**Reading text**
Best way to get around is by public transport. By London standards, it's incredibly cheap. A central zone one-day travel card currently* costs 9 zlotys - ₤2. Which you can use before 9:30am if you so wish. An both-zone one-day travel card costs 14 zlotys - ₤3.10. To put this into perspective, a pre-9:30 one day travel card for zones 1-4 (roughly the same radius of travel as Warsaw's central zone) costs ₤10, while zones 1-6 (a similar radius of travel as Warsaw's central and outer zones) costs ₤15. So Warsaw's five times cheaper (while wages are but three times lower). If you buy a quarterly ticket, Warsaw's seven times cheaper.

Here's my quick guide to Warsaw public transport in plain English.

Warsaw's public transport authority is ZTM, which operates buses, trams, the Metro and some local rail services (SKM). ZTM travelcards (from one- to 90-day validity) are also good on Koleje Mazowieckie (Mazowsze Province trains) and WKD (the suburban light rail line heading out to Grodzisk Mazowiecki and Milanówek rather than the alcopop).

There are but two zones; the first zone extends to about a ten-mile (16km) radius from the city centre, the second about 15 miles (25km) from the centre.

The key thing to remember, when visiting Warsaw, is that whatever ticket you choose - from 20 minutes to 90 days - you need to validate it on your first journey using it. As soon as you get on your first bus or tram or SKM train, head for the bright yellow ticket validator. If you have a card ticket (20-minute, one-day, three-day, seven-day or single journey), put it into the slot face-up. The machine will make a whirring sound, then emit a double-beep, and a green light will show and your ticket will re-emerge. When you remove it, you'll see an expiry time and date will have been printed on the reverse.

A travel card for a longer period (30 days, 90 days) has to be acquired from the ZTM office. This can be done on-line (you need to submit a digitised photo of yourself). You can also customise the design of the card as you want it (here, for example, is mine). Sadly, the English version of the web page is so badly translated, I shudder to think how someone not knowing Polish could possibly work out how use it.

Bus stops - ones with a green outline around the number of the bus are request stops - you need to flag down buses to stop them. If your destination stop is 'na żądanie' (request), you'll need to press the red button in good time (green button on the old Ikarus buses). Newer buses will require you to press a blue (sometimes red) button by the door to open it once the bus has come to a halt at a bus stop.

Information given at bus stops and on buses is precise and generally (outside of rush-hour korki or jams) buses run to time. Trams cut through traffic jams, although woe betide tram passengers should one tram break down on a busy line. Tram jams of 10-15 stationary trams are a dramatic sight to behold.

**Data extract**
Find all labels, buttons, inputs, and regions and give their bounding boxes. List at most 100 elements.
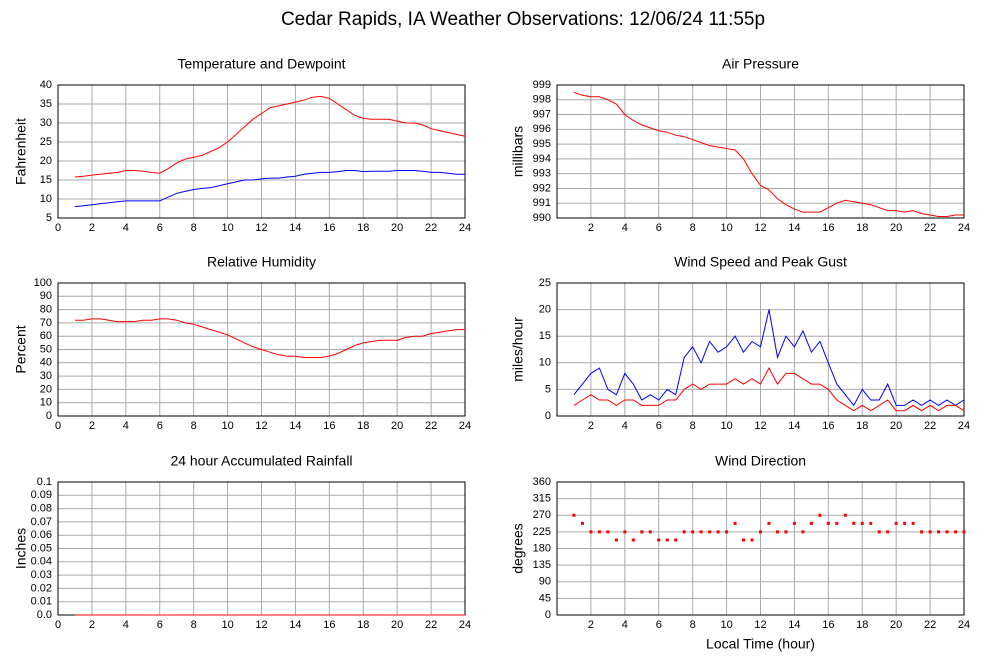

**List of tasks**
1) Please say whether each statement agrees with the Warsaw public transport guide, answering yes or no and quoting the deciding words: (a) ZTM travelcards can also be used on WKD; (b) a 30-day travel card can be bought at the ticket validator; (c) the second zone reaches about 15 miles from the centre.
2) According to the Warsaw public transport guide, what color is the ticket validator?
The data is not needed here.

**Results in order**
1)
(a) Yes: "ZTM travelcards (from one- to 90-day validity) are also good on Koleje Mazowieckie (Mazowsze Province trains) and WKD"
(b) No: "A travel card for a longer period (30 days, 90 days) has to be acquired from the ZTM office."
(c) Yes: "the second about 15 miles (25km) from the centre."

2) Bright yellow.